• **TASK DETAILS**: "collection" appears in how many lines of the entries? State only the number.

[Dataset records]
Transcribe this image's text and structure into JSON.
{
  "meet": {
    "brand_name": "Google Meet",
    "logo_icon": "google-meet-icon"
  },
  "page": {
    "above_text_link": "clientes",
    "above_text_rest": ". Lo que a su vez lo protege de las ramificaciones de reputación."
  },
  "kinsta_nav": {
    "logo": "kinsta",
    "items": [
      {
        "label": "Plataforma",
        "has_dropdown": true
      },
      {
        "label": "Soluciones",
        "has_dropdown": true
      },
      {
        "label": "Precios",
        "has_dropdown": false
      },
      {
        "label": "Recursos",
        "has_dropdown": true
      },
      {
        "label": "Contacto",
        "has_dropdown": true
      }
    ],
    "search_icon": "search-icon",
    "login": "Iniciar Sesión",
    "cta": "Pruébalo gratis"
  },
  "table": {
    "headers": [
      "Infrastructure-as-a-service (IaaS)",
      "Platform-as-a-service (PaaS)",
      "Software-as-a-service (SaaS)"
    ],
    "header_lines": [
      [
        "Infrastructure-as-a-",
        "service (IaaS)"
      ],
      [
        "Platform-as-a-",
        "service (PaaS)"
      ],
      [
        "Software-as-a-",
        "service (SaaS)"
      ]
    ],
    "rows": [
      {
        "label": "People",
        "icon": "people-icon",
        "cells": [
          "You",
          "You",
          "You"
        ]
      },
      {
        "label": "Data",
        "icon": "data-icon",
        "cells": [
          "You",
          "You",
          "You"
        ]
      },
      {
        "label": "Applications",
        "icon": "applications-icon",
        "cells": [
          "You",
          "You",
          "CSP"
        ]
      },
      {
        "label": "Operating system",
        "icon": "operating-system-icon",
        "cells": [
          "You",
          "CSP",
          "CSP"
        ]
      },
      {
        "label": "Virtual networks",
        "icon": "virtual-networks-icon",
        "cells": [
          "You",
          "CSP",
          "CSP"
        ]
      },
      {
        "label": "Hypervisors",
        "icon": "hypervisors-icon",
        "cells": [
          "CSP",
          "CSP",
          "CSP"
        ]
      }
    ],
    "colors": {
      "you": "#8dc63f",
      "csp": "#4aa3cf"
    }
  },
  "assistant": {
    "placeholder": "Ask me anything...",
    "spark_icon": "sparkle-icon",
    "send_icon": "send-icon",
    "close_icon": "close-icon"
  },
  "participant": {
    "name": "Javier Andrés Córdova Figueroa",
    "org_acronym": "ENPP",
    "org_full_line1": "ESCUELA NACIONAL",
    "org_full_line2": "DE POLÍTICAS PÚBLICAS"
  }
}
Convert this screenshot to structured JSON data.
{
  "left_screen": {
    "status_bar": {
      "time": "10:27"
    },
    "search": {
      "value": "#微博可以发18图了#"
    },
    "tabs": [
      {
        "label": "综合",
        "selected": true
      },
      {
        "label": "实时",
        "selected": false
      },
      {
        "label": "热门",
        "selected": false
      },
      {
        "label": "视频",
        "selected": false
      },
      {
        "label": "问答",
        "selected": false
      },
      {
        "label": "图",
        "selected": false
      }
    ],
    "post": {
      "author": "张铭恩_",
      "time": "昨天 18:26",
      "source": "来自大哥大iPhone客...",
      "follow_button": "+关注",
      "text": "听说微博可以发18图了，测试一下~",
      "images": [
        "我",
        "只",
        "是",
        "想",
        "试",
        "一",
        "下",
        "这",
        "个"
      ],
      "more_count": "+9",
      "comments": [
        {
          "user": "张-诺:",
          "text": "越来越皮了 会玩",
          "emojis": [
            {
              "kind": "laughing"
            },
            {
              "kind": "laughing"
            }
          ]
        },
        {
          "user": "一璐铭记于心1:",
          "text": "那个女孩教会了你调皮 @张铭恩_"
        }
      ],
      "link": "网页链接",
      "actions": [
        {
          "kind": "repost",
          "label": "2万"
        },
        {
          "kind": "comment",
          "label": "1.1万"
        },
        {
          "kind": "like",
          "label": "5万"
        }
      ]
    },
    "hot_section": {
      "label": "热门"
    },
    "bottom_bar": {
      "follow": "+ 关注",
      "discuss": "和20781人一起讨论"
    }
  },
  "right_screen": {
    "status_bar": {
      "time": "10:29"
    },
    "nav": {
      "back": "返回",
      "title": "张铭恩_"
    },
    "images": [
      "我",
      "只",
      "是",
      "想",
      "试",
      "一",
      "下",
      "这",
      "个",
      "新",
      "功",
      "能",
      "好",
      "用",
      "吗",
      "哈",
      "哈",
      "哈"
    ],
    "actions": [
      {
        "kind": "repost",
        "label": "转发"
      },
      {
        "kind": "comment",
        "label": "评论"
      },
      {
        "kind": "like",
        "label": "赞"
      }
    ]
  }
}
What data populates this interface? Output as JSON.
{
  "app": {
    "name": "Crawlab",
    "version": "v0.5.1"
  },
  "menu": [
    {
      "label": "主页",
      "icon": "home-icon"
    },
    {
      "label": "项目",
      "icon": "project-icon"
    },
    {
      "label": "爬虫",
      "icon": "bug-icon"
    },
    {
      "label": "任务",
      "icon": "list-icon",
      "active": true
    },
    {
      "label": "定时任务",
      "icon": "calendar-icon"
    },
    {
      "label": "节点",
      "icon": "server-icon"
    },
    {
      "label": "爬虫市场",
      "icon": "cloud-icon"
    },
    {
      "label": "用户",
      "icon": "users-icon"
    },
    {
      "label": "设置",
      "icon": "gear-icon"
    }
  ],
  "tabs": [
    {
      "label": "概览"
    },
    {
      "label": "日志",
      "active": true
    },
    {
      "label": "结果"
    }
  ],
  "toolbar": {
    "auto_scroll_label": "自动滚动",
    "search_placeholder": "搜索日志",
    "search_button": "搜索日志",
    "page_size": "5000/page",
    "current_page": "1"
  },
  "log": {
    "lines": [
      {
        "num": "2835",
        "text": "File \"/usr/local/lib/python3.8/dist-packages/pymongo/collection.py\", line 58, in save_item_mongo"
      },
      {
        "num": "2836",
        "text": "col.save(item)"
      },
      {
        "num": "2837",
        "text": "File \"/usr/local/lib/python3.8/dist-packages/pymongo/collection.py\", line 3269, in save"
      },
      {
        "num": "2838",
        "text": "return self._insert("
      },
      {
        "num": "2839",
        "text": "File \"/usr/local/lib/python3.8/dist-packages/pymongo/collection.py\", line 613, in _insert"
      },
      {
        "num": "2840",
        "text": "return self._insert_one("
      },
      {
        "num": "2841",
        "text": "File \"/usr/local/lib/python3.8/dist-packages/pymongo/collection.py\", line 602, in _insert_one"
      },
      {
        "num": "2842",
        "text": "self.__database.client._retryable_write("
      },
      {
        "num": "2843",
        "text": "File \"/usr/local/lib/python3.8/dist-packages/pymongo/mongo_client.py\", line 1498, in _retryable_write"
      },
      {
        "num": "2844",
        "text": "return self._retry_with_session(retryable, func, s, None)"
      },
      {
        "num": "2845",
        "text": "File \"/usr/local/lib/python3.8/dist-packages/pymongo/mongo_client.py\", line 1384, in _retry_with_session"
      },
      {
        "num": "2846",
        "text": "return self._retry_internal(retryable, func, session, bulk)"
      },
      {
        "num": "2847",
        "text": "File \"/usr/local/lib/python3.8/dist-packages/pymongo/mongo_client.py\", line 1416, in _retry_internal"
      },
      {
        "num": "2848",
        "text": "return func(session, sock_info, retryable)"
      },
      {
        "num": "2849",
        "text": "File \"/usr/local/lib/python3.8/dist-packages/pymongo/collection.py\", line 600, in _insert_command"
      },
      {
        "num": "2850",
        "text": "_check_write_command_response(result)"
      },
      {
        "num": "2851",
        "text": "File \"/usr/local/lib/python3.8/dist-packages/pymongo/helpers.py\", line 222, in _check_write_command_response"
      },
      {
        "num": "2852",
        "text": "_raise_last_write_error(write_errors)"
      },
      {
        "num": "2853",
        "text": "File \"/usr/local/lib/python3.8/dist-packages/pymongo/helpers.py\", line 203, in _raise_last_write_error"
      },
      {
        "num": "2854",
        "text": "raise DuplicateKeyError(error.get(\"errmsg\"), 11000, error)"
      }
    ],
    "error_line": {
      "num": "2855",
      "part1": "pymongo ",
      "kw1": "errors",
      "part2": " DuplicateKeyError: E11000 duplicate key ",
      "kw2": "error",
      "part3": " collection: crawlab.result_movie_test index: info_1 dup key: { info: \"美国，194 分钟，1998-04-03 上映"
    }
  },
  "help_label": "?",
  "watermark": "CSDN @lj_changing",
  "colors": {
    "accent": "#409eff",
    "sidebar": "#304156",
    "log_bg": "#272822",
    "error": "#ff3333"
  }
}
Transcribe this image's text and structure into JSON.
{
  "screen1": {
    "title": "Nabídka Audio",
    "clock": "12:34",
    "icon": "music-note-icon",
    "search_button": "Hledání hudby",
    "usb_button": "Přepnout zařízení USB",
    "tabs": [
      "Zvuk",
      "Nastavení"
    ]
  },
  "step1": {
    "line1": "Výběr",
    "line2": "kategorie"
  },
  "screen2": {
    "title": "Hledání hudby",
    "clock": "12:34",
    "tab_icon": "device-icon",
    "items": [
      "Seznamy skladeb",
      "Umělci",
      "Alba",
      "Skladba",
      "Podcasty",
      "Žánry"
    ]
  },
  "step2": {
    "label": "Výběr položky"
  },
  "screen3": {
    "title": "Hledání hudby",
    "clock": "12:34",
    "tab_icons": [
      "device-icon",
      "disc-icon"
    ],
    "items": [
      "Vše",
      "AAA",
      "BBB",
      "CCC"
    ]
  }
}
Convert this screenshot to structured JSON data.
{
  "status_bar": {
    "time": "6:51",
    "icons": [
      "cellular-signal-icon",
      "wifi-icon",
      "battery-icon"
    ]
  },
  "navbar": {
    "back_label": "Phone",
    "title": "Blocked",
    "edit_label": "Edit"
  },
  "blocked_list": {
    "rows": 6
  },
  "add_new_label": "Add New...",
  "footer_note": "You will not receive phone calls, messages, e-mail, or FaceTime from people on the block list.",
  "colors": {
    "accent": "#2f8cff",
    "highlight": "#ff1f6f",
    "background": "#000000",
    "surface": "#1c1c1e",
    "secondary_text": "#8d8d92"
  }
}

• **RIGHT ANSWER**: 6